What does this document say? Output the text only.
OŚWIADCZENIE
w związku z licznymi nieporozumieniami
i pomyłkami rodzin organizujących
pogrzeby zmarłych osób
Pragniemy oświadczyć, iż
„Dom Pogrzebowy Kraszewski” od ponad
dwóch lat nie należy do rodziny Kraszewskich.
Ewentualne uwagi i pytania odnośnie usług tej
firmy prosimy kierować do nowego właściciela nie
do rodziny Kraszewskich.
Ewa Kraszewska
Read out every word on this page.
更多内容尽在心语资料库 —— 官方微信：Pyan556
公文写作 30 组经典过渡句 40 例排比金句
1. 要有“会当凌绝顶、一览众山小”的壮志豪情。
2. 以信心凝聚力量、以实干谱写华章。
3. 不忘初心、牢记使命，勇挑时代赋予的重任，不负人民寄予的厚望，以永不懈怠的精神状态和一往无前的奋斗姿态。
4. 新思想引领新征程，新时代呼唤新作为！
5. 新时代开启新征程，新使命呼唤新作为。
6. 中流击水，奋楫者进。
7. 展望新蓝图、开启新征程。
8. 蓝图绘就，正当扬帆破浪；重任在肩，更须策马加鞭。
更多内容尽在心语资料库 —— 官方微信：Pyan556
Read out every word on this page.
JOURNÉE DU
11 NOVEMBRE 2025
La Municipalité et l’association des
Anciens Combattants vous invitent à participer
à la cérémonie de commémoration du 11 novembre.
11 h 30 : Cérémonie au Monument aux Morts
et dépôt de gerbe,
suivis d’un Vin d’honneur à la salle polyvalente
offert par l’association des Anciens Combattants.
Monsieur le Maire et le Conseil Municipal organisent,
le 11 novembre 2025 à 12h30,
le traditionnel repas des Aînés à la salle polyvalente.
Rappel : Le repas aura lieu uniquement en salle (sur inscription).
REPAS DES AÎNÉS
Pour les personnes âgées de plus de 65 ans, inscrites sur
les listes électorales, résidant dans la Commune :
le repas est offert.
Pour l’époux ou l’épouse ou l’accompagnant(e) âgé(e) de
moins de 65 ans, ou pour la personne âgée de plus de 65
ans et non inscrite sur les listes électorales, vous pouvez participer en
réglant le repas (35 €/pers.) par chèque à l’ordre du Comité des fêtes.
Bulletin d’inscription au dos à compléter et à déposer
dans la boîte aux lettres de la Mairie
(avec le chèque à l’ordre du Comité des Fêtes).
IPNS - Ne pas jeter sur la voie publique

- - -

■ GIVEN PROBLEM: Transcribe every entry word for word.

■ RESULT BELOW:
What does this document say? Output the text only.
OŚWIADCZENIE
w związku z licznymi nieporozumieniami
i pomyłkami rodzin organizujących
pogrzeby zmarłych osób
Pragniemy oświadczyć, iż
„Dom Pogrzebowy Kraszewski” od ponad
dwóch lat nie należy do rodziny Kraszewskich.
Ewentualne uwagi i pytania odnośnie usług tej
firmy prosimy kierować do nowego właściciela nie
do rodziny Kraszewskich.
Ewa Kraszewska
Read out every word on this page.
更多内容尽在心语资料库 —— 官方微信：Pyan556
公文写作 30 组经典过渡句 40 例排比金句
1. 要有“会当凌绝顶、一览众山小”的壮志豪情。
2. 以信心凝聚力量、以实干谱写华章。
3. 不忘初心、牢记使命，勇挑时代赋予的重任，不负人民寄予的厚望，以永不懈怠的精神状态和一往无前的奋斗姿态。
4. 新思想引领新征程，新时代呼唤新作为！
5. 新时代开启新征程，新使命呼唤新作为。
6. 中流击水，奋楫者进。
7. 展望新蓝图、开启新征程。
8. 蓝图绘就，正当扬帆破浪；重任在肩，更须策马加鞭。
更多内容尽在心语资料库 —— 官方微信：Pyan556
Read out every word on this page.
JOURNÉE DU
11 NOVEMBRE 2025
La Municipalité et l’association des
Anciens Combattants vous invitent à participer
à la cérémonie de commémoration du 11 novembre.
11 h 30 : Cérémonie au Monument aux Morts
et dépôt de gerbe,
suivis d’un Vin d’honneur à la salle polyvalente
offert par l’association des Anciens Combattants.
Monsieur le Maire et le Conseil Municipal organisent,
le 11 novembre 2025 à 12h30,
le traditionnel repas des Aînés à la salle polyvalente.
Rappel : Le repas aura lieu uniquement en salle (sur inscription).
REPAS DES AÎNÉS
Pour les personnes âgées de plus de 65 ans, inscrites sur
les listes électorales, résidant dans la Commune :
le repas est offert.
Pour l’époux ou l’épouse ou l’accompagnant(e) âgé(e) de
moins de 65 ans, ou pour la personne âgée de plus de 65
ans et non inscrite sur les listes électorales, vous pouvez participer en
réglant le repas (35 €/pers.) par chèque à l’ordre du Comité des fêtes.
Bulletin d’inscription au dos à compléter et à déposer
dans la boîte aux lettres de la Mairie
(avec le chèque à l’ordre du Comité des Fêtes).
IPNS - Ne pas jeter sur la voie publique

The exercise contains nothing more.